- _Set problem_
Please output every line of these rows as a JSON list of strings, one string per line, leaving out blank lines.
+===+
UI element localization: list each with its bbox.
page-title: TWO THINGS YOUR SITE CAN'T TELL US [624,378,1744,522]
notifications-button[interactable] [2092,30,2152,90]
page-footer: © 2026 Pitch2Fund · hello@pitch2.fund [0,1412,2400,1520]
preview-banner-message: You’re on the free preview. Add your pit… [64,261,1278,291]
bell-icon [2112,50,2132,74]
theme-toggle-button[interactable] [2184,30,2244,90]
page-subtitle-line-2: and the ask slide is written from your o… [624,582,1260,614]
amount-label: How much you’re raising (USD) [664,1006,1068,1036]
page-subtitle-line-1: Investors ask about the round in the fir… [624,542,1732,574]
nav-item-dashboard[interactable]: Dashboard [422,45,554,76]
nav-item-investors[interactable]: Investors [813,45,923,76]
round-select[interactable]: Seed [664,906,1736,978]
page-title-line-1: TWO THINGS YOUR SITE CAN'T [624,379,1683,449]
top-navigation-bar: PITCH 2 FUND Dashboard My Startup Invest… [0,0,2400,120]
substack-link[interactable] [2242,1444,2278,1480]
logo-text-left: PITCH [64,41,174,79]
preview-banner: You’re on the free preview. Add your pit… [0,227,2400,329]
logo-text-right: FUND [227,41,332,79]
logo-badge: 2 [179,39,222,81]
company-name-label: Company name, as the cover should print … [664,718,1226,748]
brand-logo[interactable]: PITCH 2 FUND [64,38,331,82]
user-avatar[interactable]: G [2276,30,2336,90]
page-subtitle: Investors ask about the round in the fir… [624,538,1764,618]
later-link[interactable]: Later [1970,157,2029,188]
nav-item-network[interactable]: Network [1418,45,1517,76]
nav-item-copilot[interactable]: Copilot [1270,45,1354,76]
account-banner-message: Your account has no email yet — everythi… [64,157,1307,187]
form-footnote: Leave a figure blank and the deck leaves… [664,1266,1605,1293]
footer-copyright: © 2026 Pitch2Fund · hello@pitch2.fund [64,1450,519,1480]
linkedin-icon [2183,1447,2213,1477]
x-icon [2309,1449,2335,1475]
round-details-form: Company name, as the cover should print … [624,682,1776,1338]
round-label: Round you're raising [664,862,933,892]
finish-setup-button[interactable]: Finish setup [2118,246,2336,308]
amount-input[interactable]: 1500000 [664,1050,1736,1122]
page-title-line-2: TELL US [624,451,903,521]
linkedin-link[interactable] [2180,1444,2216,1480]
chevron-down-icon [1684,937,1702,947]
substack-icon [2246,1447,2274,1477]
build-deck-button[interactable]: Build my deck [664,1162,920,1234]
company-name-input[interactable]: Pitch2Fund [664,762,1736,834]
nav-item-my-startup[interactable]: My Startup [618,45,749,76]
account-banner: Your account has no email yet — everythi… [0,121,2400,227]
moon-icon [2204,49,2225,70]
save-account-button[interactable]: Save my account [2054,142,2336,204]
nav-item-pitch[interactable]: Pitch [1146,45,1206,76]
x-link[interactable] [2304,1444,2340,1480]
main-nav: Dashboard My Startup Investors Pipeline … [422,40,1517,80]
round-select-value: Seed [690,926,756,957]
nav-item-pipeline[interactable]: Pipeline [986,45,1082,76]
+===+
- _Answer in full_
[
  "UI element localization: list each with its bbox.",
  "page-title: TWO THINGS YOUR SITE CAN'T TELL US [624,378,1744,522]",
  "notifications-button[interactable] [2092,30,2152,90]",
  "page-footer: © 2026 Pitch2Fund · hello@pitch2.fund [0,1412,2400,1520]",
  "preview-banner-message: You’re on the free preview. Add your pit… [64,261,1278,291]",
  "bell-icon [2112,50,2132,74]",
  "theme-toggle-button[interactable] [2184,30,2244,90]",
  "page-subtitle-line-2: and the ask slide is written from your o… [624,582,1260,614]",
  "amount-label: How much you’re raising (USD) [664,1006,1068,1036]",
  "page-subtitle-line-1: Investors ask about the round in the fir… [624,542,1732,574]",
  "nav-item-dashboard[interactable]: Dashboard [422,45,554,76]",
  "nav-item-investors[interactable]: Investors [813,45,923,76]",
  "round-select[interactable]: Seed [664,906,1736,978]",
  "page-title-line-1: TWO THINGS YOUR SITE CAN'T [624,379,1683,449]",
  "top-navigation-bar: PITCH 2 FUND Dashboard My Startup Invest… [0,0,2400,120]",
  "substack-link[interactable] [2242,1444,2278,1480]",
  "logo-text-left: PITCH [64,41,174,79]",
  "preview-banner: You’re on the free preview. Add your pit… [0,227,2400,329]",
  "logo-text-right: FUND [227,41,332,79]",
  "logo-badge: 2 [179,39,222,81]",
  "company-name-label: Company name, as the cover should print … [664,718,1226,748]",
  "brand-logo[interactable]: PITCH 2 FUND [64,38,331,82]",
  "user-avatar[interactable]: G [2276,30,2336,90]",
  "page-subtitle: Investors ask about the round in the fir… [624,538,1764,618]",
  "later-link[interactable]: Later [1970,157,2029,188]",
  "nav-item-network[interactable]: Network [1418,45,1517,76]",
  "nav-item-copilot[interactable]: Copilot [1270,45,1354,76]",
  "account-banner-message: Your account has no email yet — everythi… [64,157,1307,187]",
  "form-footnote: Leave a figure blank and the deck leaves… [664,1266,1605,1293]",
  "footer-copyright: © 2026 Pitch2Fund · hello@pitch2.fund [64,1450,519,1480]",
  "linkedin-icon [2183,1447,2213,1477]",
  "x-icon [2309,1449,2335,1475]",
  "round-details-form: Company name, as the cover should print … [624,682,1776,1338]",
  "round-label: Round you're raising [664,862,933,892]",
  "finish-setup-button[interactable]: Finish setup [2118,246,2336,308]",
  "amount-input[interactable]: 1500000 [664,1050,1736,1122]",
  "page-title-line-2: TELL US [624,451,903,521]",
  "linkedin-link[interactable] [2180,1444,2216,1480]",
  "chevron-down-icon [1684,937,1702,947]",
  "substack-icon [2246,1447,2274,1477]",
  "build-deck-button[interactable]: Build my deck [664,1162,920,1234]",
  "company-name-input[interactable]: Pitch2Fund [664,762,1736,834]",
  "nav-item-my-startup[interactable]: My Startup [618,45,749,76]",
  "account-banner: Your account has no email yet — everythi… [0,121,2400,227]",
  "moon-icon [2204,49,2225,70]",
  "save-account-button[interactable]: Save my account [2054,142,2336,204]",
  "nav-item-pitch[interactable]: Pitch [1146,45,1206,76]",
  "x-link[interactable] [2304,1444,2340,1480]",
  "main-nav: Dashboard My Startup Investors Pipeline … [422,40,1517,80]",
  "round-select-value: Seed [690,926,756,957]",
  "nav-item-pipeline[interactable]: Pipeline [986,45,1082,76]"
]